**EXERCISE OBJECTIVE:** Copy every line of the following data that includes the string "blue".

[Dataset rows about figures]

────────────────

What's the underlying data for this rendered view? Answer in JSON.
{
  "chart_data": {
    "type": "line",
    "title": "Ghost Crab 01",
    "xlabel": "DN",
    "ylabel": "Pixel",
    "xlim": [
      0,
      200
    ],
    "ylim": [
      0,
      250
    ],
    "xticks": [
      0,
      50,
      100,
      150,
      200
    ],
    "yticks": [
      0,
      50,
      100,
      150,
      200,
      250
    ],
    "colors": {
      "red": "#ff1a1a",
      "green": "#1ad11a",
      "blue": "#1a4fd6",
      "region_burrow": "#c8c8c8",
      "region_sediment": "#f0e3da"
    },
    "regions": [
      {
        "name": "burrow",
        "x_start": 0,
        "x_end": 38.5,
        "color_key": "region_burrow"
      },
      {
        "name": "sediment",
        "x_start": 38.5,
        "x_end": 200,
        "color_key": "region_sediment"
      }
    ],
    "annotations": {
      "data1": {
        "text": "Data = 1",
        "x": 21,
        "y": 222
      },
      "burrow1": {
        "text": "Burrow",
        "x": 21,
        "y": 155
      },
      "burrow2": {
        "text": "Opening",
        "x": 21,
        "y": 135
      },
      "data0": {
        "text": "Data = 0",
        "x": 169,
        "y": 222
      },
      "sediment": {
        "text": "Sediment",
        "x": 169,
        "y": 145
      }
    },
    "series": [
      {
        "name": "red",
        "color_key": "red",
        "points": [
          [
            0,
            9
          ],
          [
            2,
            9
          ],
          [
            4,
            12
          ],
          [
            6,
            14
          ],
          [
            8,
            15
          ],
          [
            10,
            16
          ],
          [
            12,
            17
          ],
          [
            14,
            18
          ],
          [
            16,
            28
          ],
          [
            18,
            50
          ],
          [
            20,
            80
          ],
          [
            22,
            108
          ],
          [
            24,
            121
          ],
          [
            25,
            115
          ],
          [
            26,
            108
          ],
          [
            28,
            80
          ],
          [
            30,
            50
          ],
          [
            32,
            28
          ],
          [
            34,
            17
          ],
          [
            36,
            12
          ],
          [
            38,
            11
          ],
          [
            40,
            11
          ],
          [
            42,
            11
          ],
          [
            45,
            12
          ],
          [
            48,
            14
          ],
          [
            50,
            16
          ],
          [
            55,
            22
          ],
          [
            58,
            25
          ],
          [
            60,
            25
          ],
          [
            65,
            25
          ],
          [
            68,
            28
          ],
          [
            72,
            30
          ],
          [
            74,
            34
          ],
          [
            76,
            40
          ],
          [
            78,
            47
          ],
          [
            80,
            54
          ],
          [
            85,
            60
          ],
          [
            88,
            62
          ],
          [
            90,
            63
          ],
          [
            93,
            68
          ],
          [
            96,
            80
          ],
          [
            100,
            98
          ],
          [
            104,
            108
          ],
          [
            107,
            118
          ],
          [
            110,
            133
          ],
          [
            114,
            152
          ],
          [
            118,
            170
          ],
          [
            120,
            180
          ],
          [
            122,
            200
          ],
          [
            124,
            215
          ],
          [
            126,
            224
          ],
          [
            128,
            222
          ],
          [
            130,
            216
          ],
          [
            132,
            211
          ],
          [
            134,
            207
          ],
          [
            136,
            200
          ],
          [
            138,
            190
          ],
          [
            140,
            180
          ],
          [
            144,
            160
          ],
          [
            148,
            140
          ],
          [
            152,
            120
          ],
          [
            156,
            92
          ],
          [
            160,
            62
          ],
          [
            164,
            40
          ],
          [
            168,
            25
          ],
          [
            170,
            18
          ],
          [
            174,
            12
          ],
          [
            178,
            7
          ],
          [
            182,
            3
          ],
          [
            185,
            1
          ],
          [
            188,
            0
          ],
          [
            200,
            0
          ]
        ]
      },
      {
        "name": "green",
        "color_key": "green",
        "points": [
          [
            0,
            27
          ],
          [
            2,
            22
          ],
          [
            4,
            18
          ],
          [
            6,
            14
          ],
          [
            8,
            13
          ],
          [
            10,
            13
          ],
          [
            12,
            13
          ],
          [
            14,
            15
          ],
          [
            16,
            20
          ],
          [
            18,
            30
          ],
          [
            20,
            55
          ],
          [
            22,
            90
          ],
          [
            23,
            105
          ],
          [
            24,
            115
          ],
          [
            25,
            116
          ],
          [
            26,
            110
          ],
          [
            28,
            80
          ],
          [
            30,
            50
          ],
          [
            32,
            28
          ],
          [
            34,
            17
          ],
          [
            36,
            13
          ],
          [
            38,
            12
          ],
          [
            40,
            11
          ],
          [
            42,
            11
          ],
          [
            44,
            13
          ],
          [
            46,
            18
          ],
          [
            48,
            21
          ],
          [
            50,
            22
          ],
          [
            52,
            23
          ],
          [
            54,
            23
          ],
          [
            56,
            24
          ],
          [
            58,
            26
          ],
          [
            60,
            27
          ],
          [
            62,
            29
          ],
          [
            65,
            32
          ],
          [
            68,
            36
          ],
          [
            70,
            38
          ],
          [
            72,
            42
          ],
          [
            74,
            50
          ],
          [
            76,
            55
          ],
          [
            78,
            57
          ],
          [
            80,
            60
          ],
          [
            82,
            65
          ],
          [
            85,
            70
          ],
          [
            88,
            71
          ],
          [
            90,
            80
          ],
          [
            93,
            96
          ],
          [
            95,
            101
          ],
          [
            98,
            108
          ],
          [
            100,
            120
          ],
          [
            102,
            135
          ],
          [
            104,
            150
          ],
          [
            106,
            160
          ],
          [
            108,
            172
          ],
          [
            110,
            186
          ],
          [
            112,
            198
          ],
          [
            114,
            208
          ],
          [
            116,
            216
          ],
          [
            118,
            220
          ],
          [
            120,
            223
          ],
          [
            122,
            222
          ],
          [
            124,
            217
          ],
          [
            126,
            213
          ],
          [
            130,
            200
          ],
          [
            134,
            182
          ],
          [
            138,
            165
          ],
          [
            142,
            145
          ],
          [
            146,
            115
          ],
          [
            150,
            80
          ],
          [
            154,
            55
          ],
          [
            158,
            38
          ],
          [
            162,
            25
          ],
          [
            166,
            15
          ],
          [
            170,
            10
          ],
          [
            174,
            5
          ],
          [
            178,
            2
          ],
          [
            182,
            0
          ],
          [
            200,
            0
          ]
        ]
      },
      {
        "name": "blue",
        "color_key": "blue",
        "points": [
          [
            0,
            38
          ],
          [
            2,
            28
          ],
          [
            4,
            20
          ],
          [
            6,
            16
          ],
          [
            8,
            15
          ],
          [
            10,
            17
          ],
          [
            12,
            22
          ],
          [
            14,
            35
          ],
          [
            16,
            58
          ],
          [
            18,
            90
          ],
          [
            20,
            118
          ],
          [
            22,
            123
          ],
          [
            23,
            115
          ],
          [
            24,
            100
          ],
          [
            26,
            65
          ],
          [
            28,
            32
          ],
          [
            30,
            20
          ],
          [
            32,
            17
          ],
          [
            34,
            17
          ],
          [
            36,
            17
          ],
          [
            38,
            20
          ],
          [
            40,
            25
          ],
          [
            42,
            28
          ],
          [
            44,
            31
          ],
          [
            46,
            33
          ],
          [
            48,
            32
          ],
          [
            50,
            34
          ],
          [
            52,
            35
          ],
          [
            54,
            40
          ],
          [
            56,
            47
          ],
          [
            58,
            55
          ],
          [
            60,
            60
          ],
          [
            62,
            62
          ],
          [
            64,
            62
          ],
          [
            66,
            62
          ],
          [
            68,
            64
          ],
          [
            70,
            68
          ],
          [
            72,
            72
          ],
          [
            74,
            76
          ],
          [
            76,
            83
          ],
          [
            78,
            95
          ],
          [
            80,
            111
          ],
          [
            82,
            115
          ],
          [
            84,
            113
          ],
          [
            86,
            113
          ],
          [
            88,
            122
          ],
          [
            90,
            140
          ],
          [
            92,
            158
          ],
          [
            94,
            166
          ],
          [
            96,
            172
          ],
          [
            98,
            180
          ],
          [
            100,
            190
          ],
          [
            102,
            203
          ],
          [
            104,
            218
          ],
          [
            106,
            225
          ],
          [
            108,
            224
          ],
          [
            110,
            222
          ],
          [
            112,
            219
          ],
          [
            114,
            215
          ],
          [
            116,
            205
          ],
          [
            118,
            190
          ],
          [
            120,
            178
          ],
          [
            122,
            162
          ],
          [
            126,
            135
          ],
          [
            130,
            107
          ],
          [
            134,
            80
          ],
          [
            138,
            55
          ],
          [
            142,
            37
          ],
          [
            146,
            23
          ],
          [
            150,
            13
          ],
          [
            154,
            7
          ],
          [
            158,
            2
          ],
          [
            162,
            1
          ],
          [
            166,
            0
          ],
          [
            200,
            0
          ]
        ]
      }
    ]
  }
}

────────────────

**ANSWER:**
      "blue": "#1a4fd6",
        "name": "blue",
        "color_key": "blue",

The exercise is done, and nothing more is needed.